Look through the listing and locate every line containing the word "традиция"; copy those lines.

□ □ □ □ □

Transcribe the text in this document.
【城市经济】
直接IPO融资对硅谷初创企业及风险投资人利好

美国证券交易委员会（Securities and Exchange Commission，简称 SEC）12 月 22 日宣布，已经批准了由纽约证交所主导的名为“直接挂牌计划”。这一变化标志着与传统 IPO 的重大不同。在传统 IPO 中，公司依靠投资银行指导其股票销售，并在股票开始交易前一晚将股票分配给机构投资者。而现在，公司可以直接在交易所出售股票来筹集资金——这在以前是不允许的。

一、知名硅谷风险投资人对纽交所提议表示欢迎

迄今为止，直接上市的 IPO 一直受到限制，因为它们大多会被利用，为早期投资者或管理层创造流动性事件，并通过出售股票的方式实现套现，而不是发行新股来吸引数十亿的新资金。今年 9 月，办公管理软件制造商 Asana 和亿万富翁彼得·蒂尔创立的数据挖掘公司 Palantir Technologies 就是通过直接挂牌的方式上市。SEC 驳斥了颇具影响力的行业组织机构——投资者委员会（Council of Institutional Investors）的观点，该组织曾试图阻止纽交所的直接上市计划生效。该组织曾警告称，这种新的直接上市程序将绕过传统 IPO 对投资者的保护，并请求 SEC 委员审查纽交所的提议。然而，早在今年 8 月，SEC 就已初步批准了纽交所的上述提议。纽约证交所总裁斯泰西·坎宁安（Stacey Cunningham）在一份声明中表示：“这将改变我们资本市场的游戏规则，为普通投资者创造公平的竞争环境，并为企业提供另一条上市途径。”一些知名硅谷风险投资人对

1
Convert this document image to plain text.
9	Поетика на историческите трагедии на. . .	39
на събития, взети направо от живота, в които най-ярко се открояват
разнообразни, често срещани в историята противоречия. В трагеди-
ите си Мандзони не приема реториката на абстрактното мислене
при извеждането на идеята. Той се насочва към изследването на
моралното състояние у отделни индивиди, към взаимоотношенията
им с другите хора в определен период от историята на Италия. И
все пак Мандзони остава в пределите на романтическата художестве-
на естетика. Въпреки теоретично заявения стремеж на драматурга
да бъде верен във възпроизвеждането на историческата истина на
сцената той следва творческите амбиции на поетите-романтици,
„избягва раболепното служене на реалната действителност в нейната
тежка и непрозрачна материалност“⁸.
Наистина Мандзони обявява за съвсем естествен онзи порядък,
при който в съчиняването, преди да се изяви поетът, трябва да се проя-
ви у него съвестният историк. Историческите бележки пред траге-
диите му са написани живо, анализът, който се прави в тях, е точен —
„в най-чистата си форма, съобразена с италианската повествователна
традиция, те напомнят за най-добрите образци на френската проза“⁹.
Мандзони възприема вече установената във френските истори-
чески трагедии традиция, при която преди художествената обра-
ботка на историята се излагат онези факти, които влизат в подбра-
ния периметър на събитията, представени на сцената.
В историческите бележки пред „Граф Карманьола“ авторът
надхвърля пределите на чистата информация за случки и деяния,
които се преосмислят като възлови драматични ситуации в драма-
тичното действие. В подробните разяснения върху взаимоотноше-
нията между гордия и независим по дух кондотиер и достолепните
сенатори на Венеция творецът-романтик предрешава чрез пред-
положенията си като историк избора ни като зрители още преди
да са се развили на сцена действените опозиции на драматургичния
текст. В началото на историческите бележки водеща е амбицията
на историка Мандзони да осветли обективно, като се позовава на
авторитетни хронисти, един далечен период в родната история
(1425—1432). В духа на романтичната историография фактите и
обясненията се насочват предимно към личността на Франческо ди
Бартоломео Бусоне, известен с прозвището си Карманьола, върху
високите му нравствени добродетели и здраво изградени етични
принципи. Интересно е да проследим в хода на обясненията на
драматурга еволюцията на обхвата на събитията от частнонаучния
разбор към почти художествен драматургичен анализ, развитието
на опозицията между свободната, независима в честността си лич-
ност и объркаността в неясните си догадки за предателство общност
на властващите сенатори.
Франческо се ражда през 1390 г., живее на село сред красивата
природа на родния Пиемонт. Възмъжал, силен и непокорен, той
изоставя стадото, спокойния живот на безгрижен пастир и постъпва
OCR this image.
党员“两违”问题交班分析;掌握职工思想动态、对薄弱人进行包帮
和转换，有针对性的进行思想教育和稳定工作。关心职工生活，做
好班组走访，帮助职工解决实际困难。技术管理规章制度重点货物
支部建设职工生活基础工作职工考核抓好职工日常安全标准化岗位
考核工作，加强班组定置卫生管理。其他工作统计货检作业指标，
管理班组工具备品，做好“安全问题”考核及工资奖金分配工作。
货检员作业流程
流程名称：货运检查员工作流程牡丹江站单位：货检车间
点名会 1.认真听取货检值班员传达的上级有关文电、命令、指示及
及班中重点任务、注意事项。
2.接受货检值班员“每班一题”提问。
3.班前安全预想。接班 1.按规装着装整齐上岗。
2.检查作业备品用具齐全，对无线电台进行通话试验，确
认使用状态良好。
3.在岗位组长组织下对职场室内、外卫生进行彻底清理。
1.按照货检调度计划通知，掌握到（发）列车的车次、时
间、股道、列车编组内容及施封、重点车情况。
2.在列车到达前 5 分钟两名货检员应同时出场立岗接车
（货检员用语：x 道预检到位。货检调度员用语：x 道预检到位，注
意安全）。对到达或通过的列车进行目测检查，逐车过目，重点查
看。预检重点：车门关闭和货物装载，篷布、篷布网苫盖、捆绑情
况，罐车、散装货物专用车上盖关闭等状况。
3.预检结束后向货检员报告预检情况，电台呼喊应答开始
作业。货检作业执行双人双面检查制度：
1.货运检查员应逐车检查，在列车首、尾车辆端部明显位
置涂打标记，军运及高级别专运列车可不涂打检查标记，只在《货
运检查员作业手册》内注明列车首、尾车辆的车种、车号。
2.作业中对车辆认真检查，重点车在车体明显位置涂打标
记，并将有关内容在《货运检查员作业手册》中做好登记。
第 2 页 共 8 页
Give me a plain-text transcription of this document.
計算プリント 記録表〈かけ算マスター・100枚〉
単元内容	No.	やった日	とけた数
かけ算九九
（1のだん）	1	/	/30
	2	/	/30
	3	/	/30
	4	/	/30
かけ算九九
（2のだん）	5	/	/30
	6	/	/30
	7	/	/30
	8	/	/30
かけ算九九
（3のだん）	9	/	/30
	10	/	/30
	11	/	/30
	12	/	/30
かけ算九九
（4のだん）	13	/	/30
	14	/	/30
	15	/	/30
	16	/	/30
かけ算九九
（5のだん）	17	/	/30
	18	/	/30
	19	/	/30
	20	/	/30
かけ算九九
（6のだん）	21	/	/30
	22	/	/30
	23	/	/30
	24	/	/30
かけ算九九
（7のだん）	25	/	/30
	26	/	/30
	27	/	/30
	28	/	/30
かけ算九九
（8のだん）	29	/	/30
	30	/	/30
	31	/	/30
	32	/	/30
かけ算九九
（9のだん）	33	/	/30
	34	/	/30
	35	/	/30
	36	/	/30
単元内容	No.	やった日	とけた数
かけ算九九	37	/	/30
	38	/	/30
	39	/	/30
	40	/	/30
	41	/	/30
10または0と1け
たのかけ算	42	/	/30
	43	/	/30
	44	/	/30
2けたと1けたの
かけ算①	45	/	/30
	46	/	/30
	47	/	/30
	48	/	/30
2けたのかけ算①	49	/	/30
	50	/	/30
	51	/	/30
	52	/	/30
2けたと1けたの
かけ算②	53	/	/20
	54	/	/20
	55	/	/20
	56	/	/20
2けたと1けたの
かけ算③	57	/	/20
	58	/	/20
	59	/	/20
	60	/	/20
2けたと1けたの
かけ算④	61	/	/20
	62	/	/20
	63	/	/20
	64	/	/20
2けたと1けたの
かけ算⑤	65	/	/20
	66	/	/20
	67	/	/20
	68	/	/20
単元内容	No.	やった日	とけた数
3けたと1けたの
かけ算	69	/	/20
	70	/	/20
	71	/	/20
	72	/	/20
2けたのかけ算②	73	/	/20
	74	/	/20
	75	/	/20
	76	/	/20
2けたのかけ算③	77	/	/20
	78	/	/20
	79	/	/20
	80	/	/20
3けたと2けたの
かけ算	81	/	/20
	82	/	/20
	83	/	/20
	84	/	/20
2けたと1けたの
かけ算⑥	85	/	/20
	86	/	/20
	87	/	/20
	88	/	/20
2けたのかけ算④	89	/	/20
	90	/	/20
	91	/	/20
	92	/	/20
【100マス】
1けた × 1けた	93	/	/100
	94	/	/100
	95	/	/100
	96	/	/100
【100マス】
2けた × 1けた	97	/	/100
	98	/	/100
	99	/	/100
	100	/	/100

□ □ □ □ □

Solution for this task –
традиция, те напомнят за най-добрите образци на френската проза“⁹.
чески трагедии традиция, при която преди художествената обра-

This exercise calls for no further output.